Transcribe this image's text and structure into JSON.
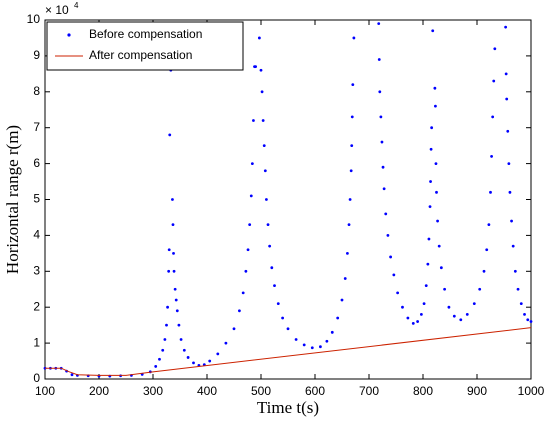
{
  "chart_data": {
    "type": "scatter",
    "xlabel": "Time t(s)",
    "ylabel": "Horizontal range r(m)",
    "yscale_label": {
      "base": "× 10",
      "exponent": "4"
    },
    "xlim": [
      100,
      1000
    ],
    "ylim": [
      0,
      10
    ],
    "xticks": [
      100,
      200,
      300,
      400,
      500,
      600,
      700,
      800,
      900,
      1000
    ],
    "yticks": [
      0,
      1,
      2,
      3,
      4,
      5,
      6,
      7,
      8,
      9,
      10
    ],
    "legend": "upper left",
    "series": [
      {
        "name": "Before compensation",
        "color": "#0000ff",
        "mode": "markers",
        "x": [
          100,
          110,
          120,
          130,
          140,
          150,
          160,
          180,
          200,
          220,
          240,
          260,
          280,
          295,
          305,
          312,
          318,
          322,
          325,
          327,
          329,
          330,
          331,
          333,
          336,
          337,
          338,
          339,
          341,
          343,
          345,
          348,
          352,
          358,
          365,
          375,
          385,
          395,
          405,
          420,
          435,
          450,
          460,
          467,
          472,
          476,
          479,
          482,
          484,
          486,
          488,
          490,
          497,
          500,
          502,
          504,
          506,
          508,
          510,
          513,
          516,
          520,
          525,
          532,
          540,
          550,
          565,
          580,
          595,
          610,
          622,
          632,
          642,
          650,
          656,
          660,
          663,
          665,
          667,
          668,
          669,
          670,
          672,
          718,
          719,
          720,
          722,
          724,
          726,
          728,
          731,
          735,
          740,
          746,
          753,
          762,
          772,
          782,
          790,
          797,
          802,
          806,
          809,
          811,
          813,
          814,
          815,
          816,
          818,
          822,
          823,
          824,
          825,
          827,
          830,
          834,
          840,
          848,
          858,
          870,
          882,
          895,
          905,
          913,
          918,
          922,
          925,
          927,
          929,
          931,
          933,
          953,
          954,
          955,
          957,
          959,
          961,
          964,
          967,
          971,
          976,
          982,
          988,
          994,
          1000
        ],
        "values": [
          0.3,
          0.3,
          0.3,
          0.3,
          0.22,
          0.12,
          0.1,
          0.09,
          0.08,
          0.08,
          0.09,
          0.1,
          0.13,
          0.2,
          0.35,
          0.55,
          0.8,
          1.1,
          1.5,
          2.0,
          3.0,
          3.6,
          6.8,
          8.6,
          5.0,
          4.3,
          3.5,
          3.0,
          2.5,
          2.2,
          1.9,
          1.5,
          1.1,
          0.8,
          0.6,
          0.45,
          0.38,
          0.4,
          0.5,
          0.7,
          1.0,
          1.4,
          1.9,
          2.4,
          3.0,
          3.6,
          4.3,
          5.1,
          6.0,
          7.2,
          8.7,
          8.7,
          9.5,
          8.6,
          8.0,
          7.2,
          6.5,
          5.8,
          5.0,
          4.3,
          3.7,
          3.1,
          2.6,
          2.1,
          1.7,
          1.4,
          1.1,
          0.95,
          0.87,
          0.9,
          1.05,
          1.3,
          1.7,
          2.2,
          2.8,
          3.5,
          4.3,
          5.0,
          5.8,
          6.5,
          7.3,
          8.2,
          9.5,
          9.9,
          8.9,
          8.0,
          7.3,
          6.6,
          5.9,
          5.3,
          4.6,
          4.0,
          3.4,
          2.9,
          2.4,
          2.0,
          1.7,
          1.55,
          1.6,
          1.8,
          2.1,
          2.6,
          3.2,
          3.9,
          4.8,
          5.5,
          6.4,
          7.0,
          9.7,
          8.1,
          7.6,
          6.0,
          5.2,
          4.4,
          3.7,
          3.1,
          2.5,
          2.0,
          1.75,
          1.65,
          1.8,
          2.1,
          2.5,
          3.0,
          3.6,
          4.3,
          5.2,
          6.2,
          7.3,
          8.3,
          9.2,
          9.8,
          8.5,
          7.8,
          6.9,
          6.0,
          5.2,
          4.4,
          3.7,
          3.0,
          2.5,
          2.1,
          1.8,
          1.65,
          1.6
        ]
      },
      {
        "name": "After compensation",
        "color": "#cc2200",
        "mode": "line",
        "x": [
          100,
          130,
          145,
          160,
          200,
          250,
          300,
          1000
        ],
        "values": [
          0.3,
          0.3,
          0.2,
          0.12,
          0.1,
          0.1,
          0.2,
          1.43
        ]
      }
    ]
  }
}
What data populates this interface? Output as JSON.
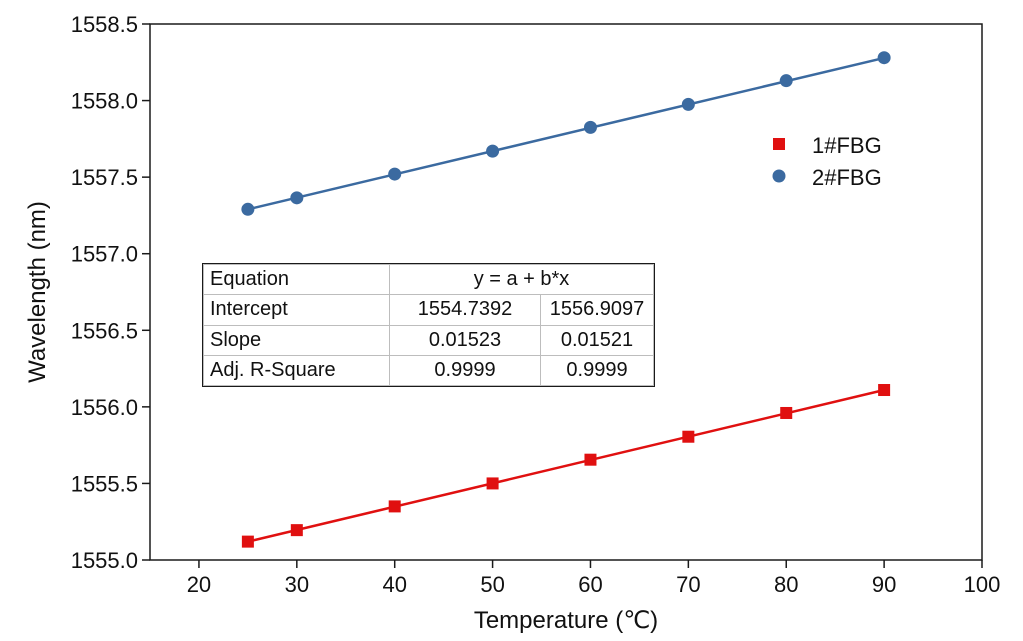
{
  "chart_data": {
    "type": "scatter",
    "xlabel": "Temperature (℃)",
    "ylabel": "Wavelength (nm)",
    "xlim": [
      15,
      100
    ],
    "ylim": [
      1555.0,
      1558.5
    ],
    "x_ticks": [
      20,
      30,
      40,
      50,
      60,
      70,
      80,
      90,
      100
    ],
    "y_ticks": [
      "1555.0",
      "1555.5",
      "1556.0",
      "1556.5",
      "1557.0",
      "1557.5",
      "1558.0",
      "1558.5"
    ],
    "legend_position": "right",
    "series": [
      {
        "name": "1#FBG",
        "marker": "square",
        "color": "#e01010",
        "x": [
          25,
          30,
          40,
          50,
          60,
          70,
          80,
          90
        ],
        "y": [
          1555.12,
          1555.195,
          1555.35,
          1555.5,
          1555.655,
          1555.805,
          1555.96,
          1556.11
        ],
        "fit": {
          "intercept": 1554.7392,
          "slope": 0.01523
        }
      },
      {
        "name": "2#FBG",
        "marker": "circle",
        "color": "#3b6aa0",
        "x": [
          25,
          30,
          40,
          50,
          60,
          70,
          80,
          90
        ],
        "y": [
          1557.29,
          1557.365,
          1557.52,
          1557.67,
          1557.825,
          1557.975,
          1558.13,
          1558.28
        ],
        "fit": {
          "intercept": 1556.9097,
          "slope": 0.01521
        }
      }
    ],
    "fit_table": {
      "equation_label": "Equation",
      "equation": "y = a + b*x",
      "intercept_label": "Intercept",
      "intercept_1": "1554.7392",
      "intercept_2": "1556.9097",
      "slope_label": "Slope",
      "slope_1": "0.01523",
      "slope_2": "0.01521",
      "r2_label": "Adj. R-Square",
      "r2_1": "0.9999",
      "r2_2": "0.9999"
    }
  }
}
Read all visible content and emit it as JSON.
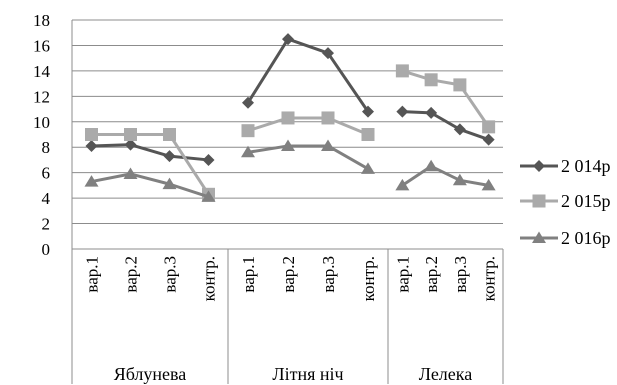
{
  "chart_data": {
    "type": "line",
    "title": "",
    "xlabel": "",
    "ylabel": "",
    "ylim": [
      0,
      18
    ],
    "yticks": [
      0,
      2,
      4,
      6,
      8,
      10,
      12,
      14,
      16,
      18
    ],
    "grid": true,
    "legend": "right",
    "groups": [
      {
        "name": "Яблунева",
        "categories": [
          "вар.1",
          "вар.2",
          "вар.3",
          "контр."
        ]
      },
      {
        "name": "Літня ніч",
        "categories": [
          "вар.1",
          "вар.2",
          "вар.3",
          "контр."
        ]
      },
      {
        "name": "Лелека",
        "categories": [
          "вар.1",
          "вар.2",
          "вар.3",
          "контр."
        ]
      }
    ],
    "series": [
      {
        "name": "2 014р",
        "marker": "diamond",
        "color": "#555555",
        "values": [
          [
            8.1,
            8.2,
            7.3,
            7.0
          ],
          [
            11.5,
            16.5,
            15.4,
            10.8
          ],
          [
            10.8,
            10.7,
            9.4,
            8.6
          ]
        ]
      },
      {
        "name": "2 015р",
        "marker": "square",
        "color": "#aaaaaa",
        "values": [
          [
            9.0,
            9.0,
            9.0,
            4.3
          ],
          [
            9.3,
            10.3,
            10.3,
            9.0
          ],
          [
            14.0,
            13.3,
            12.9,
            9.6
          ]
        ]
      },
      {
        "name": "2 016р",
        "marker": "triangle",
        "color": "#808080",
        "values": [
          [
            5.3,
            5.9,
            5.1,
            4.1
          ],
          [
            7.6,
            8.1,
            8.1,
            6.3
          ],
          [
            5.0,
            6.5,
            5.4,
            5.0
          ]
        ]
      }
    ]
  }
}
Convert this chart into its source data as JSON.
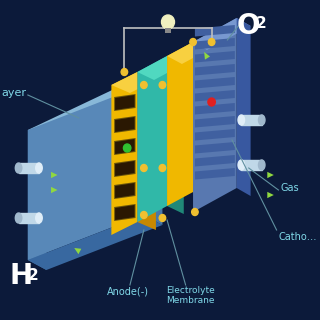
{
  "bg_color": "#0c1a3a",
  "title_O2": "O",
  "title_H2": "H",
  "label_anode": "Anode(-)",
  "label_membrane": "Electrolyte\nMembrane",
  "label_cathode": "Catho…",
  "label_gas": "Gas",
  "label_layer": "ayer",
  "text_color_main": "#80d8e8",
  "text_color_white": "#ffffff",
  "yellow_color": "#f0b800",
  "yellow_dark": "#c88800",
  "yellow_light": "#f8d040",
  "teal_color": "#30b8a8",
  "teal_dark": "#208878",
  "teal_light": "#50d8c0",
  "blue_plate": "#5878b0",
  "blue_plate_light": "#7898d0",
  "blue_plate_dark": "#3858a0",
  "blue_base_left": "#5888b8",
  "blue_base_top": "#88b8d8",
  "blue_base_right": "#4878a8",
  "blue_base_bottom": "#3868a0",
  "stripe_color": "#4060a0",
  "green_arrow_color": "#90d840",
  "dot_color": "#f0c030",
  "pipe_color": "#c0d8e8",
  "wire_color": "#c0c0c0",
  "bulb_color": "#f0f0c0"
}
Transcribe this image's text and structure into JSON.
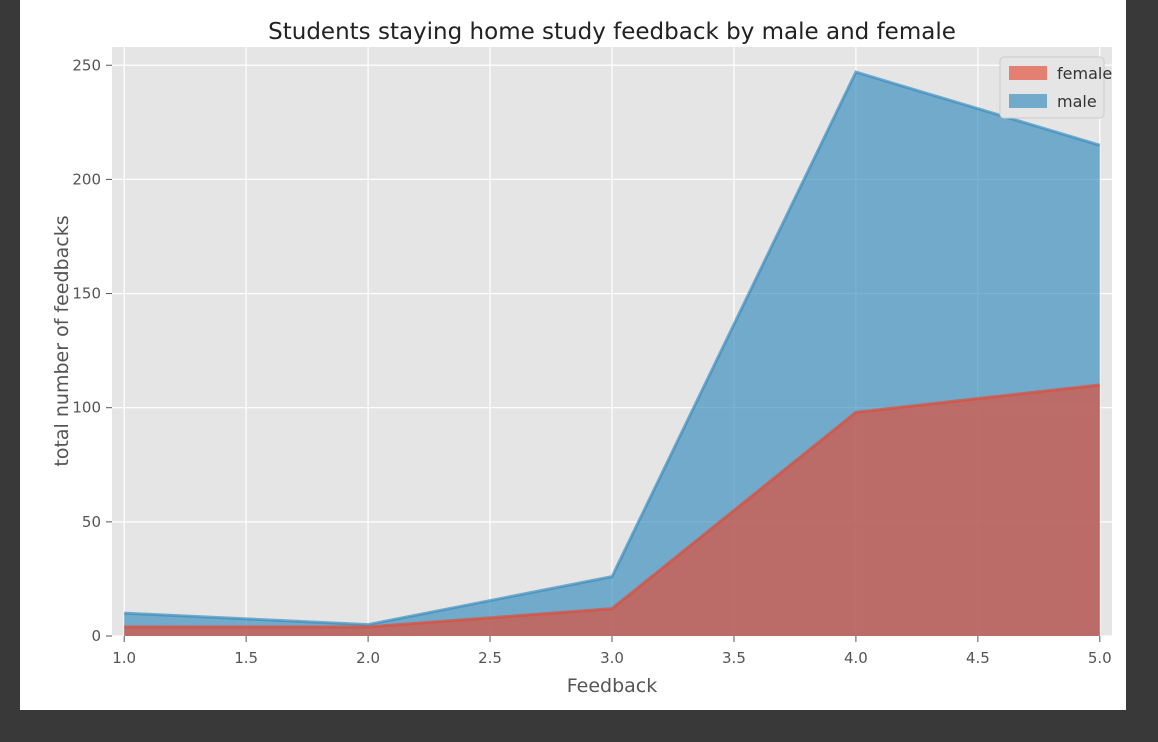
{
  "chart_data": {
    "type": "area",
    "title": "Students staying home study feedback by male and female",
    "xlabel": "Feedback",
    "ylabel": "total number of feedbacks",
    "x": [
      1.0,
      2.0,
      3.0,
      4.0,
      5.0
    ],
    "xlim": [
      0.95,
      5.05
    ],
    "ylim": [
      0,
      258
    ],
    "xticks": [
      "1.0",
      "1.5",
      "2.0",
      "2.5",
      "3.0",
      "3.5",
      "4.0",
      "4.5",
      "5.0"
    ],
    "yticks": [
      "0",
      "50",
      "100",
      "150",
      "200",
      "250"
    ],
    "grid": true,
    "legend_position": "top-right",
    "series": [
      {
        "name": "female",
        "values": [
          4,
          4,
          12,
          98,
          110
        ],
        "color": "#E24A33"
      },
      {
        "name": "male",
        "values": [
          10,
          5,
          26,
          247,
          215
        ],
        "color": "#348ABD"
      }
    ],
    "colors": {
      "plot_background": "#E5E5E5",
      "grid": "#FFFFFF",
      "text": "#555555"
    }
  }
}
━━━━━━━━
Prompt – Extract from the material all lines containing the string "this".

Expected answer –
Transcribe this image's text and structure into JSON.
What data populates this interface? Output as JSON.
Convert this chart into its source data as JSON.
Transcribe this image's text and structure into JSON.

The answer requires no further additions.